## Exercise requirements
Quote every line of the data below as it stands, omitting pictures.

## Rows

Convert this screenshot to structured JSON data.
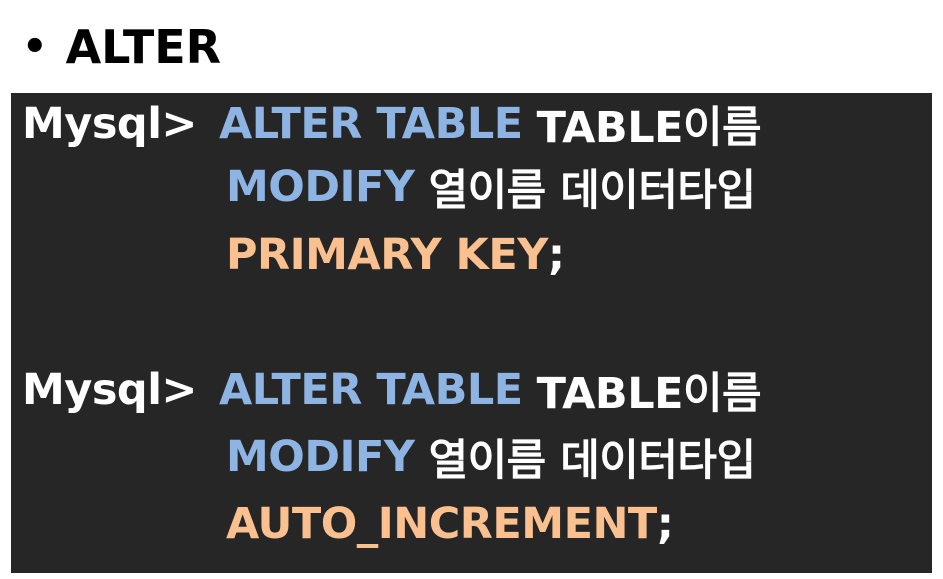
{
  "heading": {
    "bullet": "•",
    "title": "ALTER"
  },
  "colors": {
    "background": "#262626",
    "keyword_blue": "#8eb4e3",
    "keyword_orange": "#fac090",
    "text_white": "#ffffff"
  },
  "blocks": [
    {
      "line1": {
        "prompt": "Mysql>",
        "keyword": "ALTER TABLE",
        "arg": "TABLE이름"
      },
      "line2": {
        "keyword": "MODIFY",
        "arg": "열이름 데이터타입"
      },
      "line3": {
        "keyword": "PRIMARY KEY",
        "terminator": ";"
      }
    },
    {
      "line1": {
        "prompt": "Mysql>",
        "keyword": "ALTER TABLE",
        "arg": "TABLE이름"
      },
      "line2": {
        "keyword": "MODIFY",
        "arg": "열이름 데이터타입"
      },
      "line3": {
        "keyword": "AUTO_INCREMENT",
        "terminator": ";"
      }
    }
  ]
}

## Finished exercise
Convert this screenshot to structured JSON data.
{
  "heading": {
    "bullet": "•",
    "title": "ALTER"
  },
  "colors": {
    "background": "#262626",
    "keyword_blue": "#8eb4e3",
    "keyword_orange": "#fac090",
    "text_white": "#ffffff"
  },
  "blocks": [
    {
      "line1": {
        "prompt": "Mysql>",
        "keyword": "ALTER TABLE",
        "arg": "TABLE이름"
      },
      "line2": {
        "keyword": "MODIFY",
        "arg": "열이름 데이터타입"
      },
      "line3": {
        "keyword": "PRIMARY KEY",
        "terminator": ";"
      }
    },
    {
      "line1": {
        "prompt": "Mysql>",
        "keyword": "ALTER TABLE",
        "arg": "TABLE이름"
      },
      "line2": {
        "keyword": "MODIFY",
        "arg": "열이름 데이터타입"
      },
      "line3": {
        "keyword": "AUTO_INCREMENT",
        "terminator": ";"
      }
    }
  ]
}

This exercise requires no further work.